» WORK TO COMPLETE
Return all lines where the word "text" can be found.

-- -- --

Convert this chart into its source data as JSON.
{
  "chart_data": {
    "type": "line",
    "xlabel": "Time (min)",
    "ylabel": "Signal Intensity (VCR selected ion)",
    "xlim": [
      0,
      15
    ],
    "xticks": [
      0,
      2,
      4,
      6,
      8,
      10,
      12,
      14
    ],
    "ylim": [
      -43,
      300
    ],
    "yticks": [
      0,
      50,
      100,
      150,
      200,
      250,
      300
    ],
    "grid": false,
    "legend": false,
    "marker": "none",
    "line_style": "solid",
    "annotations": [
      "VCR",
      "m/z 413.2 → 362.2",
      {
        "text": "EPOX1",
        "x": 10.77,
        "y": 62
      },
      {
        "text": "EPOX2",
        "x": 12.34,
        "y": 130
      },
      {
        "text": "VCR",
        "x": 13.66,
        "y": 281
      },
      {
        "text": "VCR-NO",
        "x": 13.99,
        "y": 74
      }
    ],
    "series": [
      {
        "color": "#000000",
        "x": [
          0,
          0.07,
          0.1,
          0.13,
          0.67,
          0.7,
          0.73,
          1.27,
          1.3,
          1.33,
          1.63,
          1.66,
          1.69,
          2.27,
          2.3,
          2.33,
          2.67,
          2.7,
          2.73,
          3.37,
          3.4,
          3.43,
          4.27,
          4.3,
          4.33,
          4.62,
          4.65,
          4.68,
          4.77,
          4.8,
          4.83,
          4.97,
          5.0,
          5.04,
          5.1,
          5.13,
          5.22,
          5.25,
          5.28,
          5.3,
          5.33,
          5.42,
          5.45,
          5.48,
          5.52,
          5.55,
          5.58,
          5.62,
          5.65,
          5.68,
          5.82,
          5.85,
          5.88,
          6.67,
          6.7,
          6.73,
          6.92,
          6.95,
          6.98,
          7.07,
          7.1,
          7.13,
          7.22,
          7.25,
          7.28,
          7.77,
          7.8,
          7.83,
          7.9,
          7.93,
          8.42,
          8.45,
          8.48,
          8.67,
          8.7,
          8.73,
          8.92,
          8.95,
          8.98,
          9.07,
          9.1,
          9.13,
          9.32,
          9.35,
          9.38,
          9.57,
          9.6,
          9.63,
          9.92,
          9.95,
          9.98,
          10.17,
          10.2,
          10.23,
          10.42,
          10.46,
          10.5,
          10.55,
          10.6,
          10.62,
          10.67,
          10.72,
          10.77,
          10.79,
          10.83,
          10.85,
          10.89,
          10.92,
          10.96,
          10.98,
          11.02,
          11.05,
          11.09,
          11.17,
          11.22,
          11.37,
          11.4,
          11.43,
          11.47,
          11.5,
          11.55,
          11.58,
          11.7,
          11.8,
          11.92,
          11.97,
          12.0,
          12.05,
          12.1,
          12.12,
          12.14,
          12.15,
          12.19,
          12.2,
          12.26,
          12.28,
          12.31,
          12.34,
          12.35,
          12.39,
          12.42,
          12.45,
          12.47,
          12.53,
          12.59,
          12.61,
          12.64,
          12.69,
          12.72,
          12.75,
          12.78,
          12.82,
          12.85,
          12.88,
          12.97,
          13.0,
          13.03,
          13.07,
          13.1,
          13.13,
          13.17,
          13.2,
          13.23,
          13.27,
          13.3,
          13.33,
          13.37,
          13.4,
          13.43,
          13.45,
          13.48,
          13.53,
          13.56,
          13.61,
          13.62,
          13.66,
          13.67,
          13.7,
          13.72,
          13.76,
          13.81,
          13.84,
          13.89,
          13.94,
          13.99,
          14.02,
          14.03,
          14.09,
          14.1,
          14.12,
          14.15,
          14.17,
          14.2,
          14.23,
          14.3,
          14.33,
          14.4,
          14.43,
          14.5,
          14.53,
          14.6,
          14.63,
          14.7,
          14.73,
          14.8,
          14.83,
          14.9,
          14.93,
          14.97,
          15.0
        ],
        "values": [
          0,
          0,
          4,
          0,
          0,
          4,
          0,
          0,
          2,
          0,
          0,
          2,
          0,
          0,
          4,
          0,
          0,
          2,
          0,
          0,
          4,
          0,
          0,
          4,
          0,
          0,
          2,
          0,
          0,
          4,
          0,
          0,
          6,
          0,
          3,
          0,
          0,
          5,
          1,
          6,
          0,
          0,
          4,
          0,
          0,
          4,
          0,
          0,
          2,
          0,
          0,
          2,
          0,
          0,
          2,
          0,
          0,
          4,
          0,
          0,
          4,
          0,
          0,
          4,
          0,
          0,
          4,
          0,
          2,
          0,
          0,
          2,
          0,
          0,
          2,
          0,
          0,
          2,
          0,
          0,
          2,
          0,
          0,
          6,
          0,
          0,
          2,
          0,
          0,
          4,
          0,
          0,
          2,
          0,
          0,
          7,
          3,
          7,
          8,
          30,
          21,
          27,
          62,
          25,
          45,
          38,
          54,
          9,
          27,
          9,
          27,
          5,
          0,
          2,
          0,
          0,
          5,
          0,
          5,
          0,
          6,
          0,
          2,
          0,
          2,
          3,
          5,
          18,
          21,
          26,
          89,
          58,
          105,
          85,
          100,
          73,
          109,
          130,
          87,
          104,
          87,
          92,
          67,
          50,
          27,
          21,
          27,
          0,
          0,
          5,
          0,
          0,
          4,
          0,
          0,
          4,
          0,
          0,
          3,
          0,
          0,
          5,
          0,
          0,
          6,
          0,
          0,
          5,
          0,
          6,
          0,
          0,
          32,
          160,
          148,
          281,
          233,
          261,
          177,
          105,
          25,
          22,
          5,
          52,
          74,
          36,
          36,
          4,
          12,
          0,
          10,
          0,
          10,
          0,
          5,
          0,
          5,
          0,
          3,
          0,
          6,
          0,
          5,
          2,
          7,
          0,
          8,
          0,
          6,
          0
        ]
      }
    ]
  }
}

-- -- --

» SOLUTION TO THIS PROBLEM
        "text": "EPOX1",
        "text": "EPOX2",
        "text": "VCR",
        "text": "VCR-NO",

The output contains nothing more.